(Data records)
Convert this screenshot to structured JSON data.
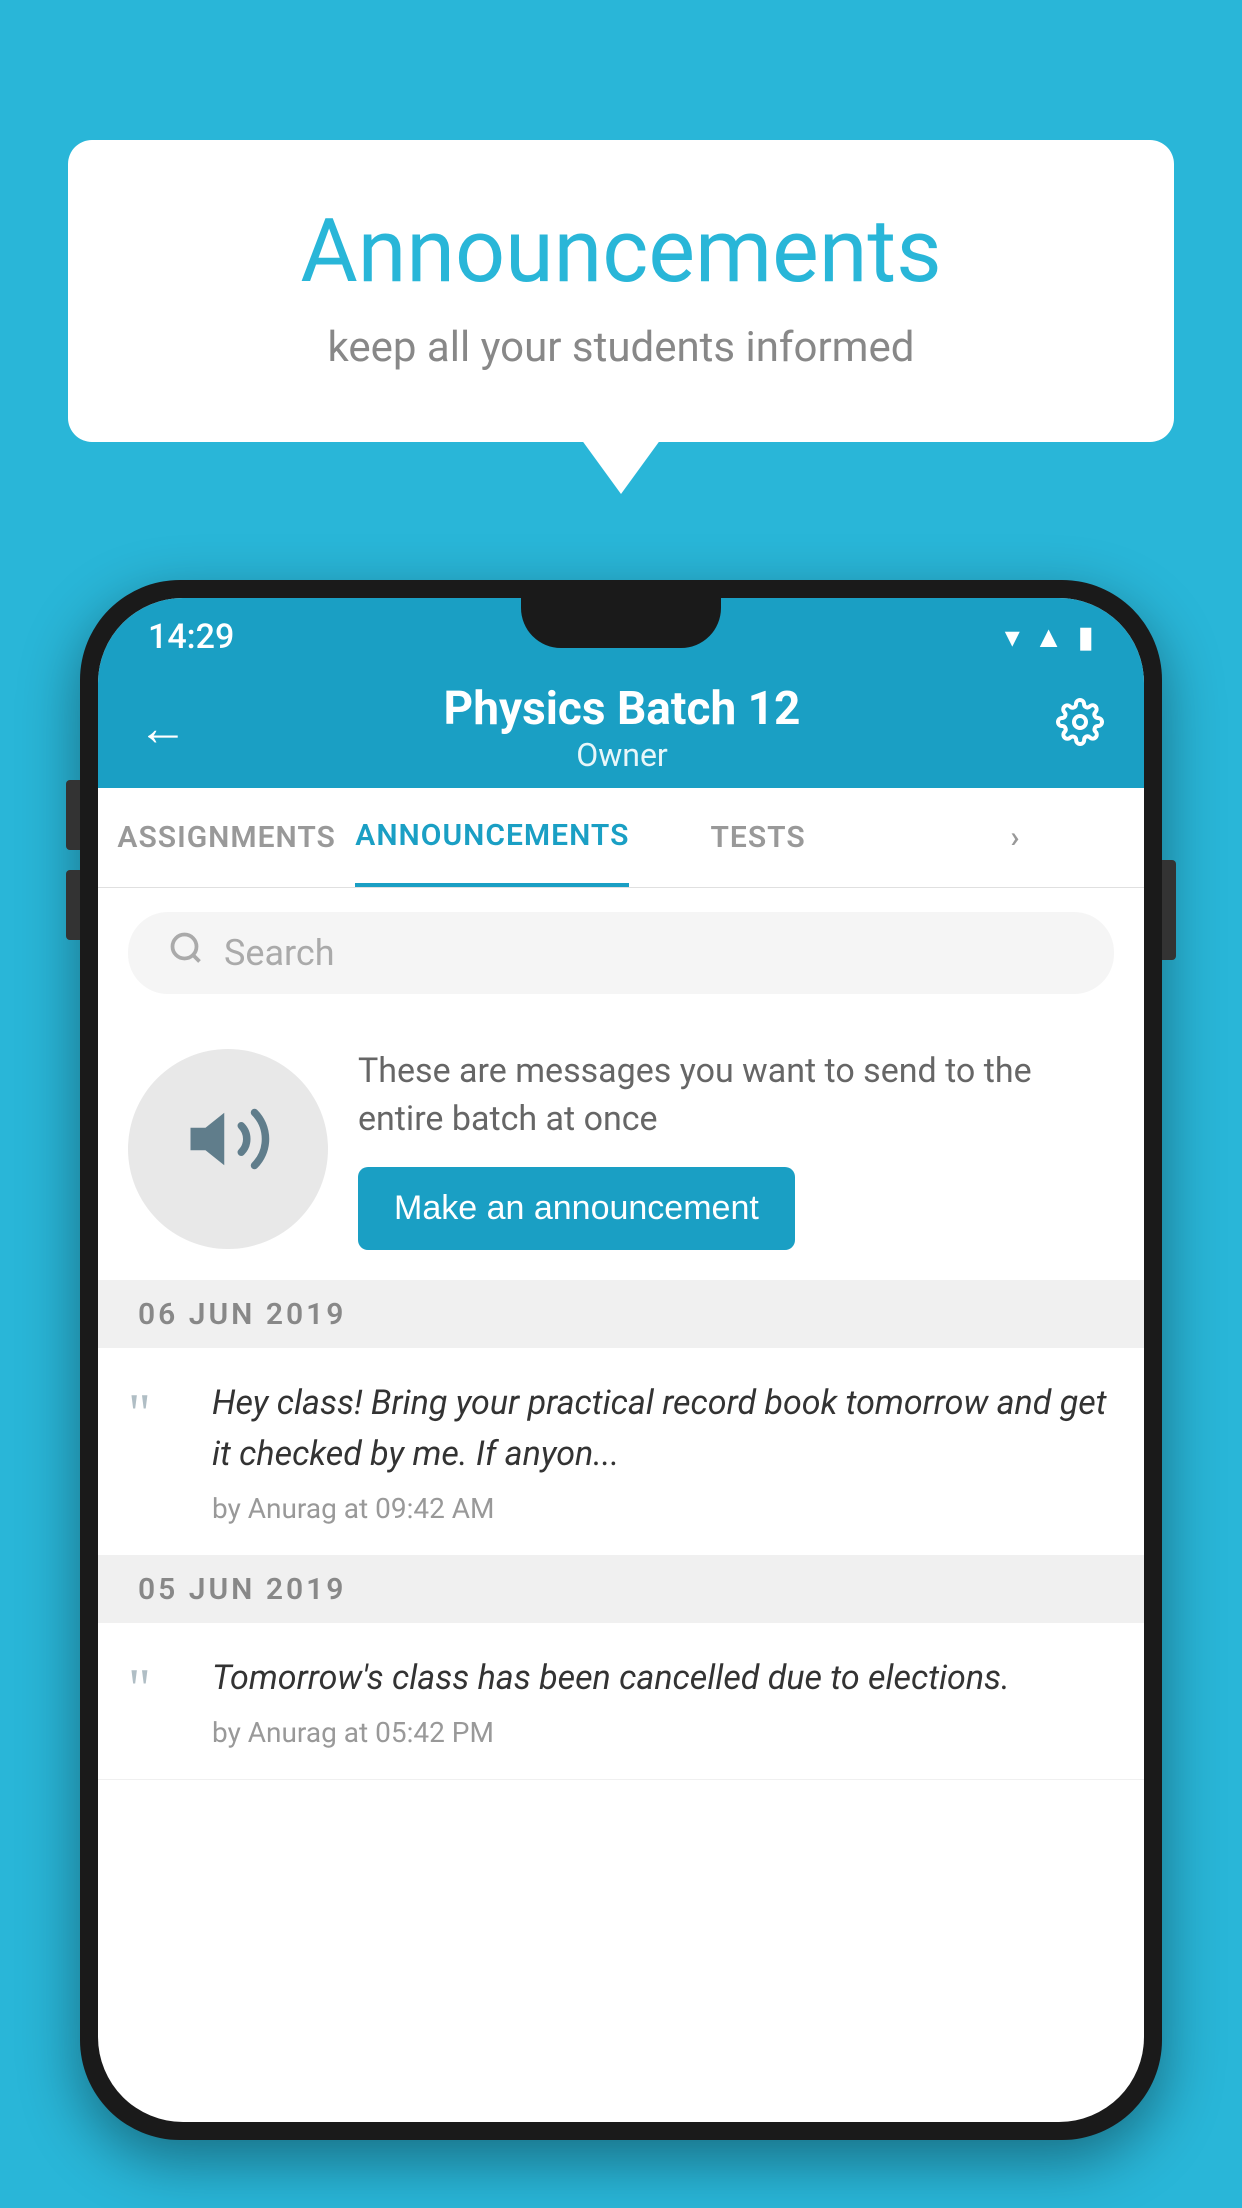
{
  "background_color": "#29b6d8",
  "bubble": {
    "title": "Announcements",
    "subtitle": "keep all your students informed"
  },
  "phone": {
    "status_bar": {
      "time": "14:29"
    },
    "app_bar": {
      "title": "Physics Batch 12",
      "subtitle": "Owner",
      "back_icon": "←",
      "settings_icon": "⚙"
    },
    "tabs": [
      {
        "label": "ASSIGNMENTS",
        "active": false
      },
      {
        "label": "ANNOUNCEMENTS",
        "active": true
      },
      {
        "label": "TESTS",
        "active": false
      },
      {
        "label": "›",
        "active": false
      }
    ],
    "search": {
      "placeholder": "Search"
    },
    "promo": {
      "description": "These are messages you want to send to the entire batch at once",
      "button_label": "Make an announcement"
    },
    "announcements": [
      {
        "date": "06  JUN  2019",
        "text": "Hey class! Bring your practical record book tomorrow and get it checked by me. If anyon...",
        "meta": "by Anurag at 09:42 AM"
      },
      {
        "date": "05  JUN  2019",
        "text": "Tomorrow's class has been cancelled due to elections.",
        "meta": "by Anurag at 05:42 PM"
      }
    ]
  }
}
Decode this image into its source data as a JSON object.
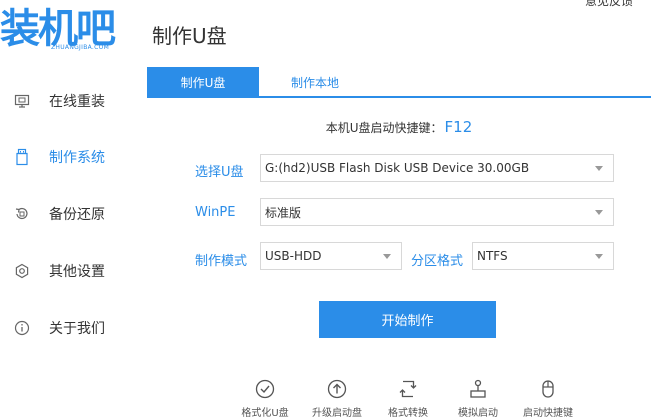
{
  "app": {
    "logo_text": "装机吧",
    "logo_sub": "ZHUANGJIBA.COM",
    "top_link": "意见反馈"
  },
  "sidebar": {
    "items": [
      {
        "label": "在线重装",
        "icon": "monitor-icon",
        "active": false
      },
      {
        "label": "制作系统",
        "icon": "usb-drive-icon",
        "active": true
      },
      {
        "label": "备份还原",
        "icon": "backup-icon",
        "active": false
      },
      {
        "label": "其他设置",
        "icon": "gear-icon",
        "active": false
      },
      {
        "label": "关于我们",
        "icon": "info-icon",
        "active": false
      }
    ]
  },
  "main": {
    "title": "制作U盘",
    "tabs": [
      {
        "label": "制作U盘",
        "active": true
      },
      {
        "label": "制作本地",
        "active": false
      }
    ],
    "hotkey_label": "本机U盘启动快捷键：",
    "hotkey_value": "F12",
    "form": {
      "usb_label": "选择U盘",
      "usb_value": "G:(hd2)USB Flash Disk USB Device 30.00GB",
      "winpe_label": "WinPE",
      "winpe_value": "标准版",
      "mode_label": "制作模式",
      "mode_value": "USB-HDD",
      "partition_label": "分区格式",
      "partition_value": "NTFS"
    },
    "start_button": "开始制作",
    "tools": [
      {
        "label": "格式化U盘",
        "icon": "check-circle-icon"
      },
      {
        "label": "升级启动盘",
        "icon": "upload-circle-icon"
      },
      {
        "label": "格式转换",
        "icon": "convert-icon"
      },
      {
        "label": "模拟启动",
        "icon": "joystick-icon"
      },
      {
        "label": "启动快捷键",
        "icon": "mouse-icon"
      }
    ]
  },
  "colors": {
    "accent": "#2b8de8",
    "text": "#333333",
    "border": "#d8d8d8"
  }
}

- WHAT IS REQUIRED -
Pick out each line in the material containing "JSON".

- SOLUTION FOR THIS EXERCISE -
Convert this screenshot to structured JSON data.
Decode this image into its source data as a JSON object.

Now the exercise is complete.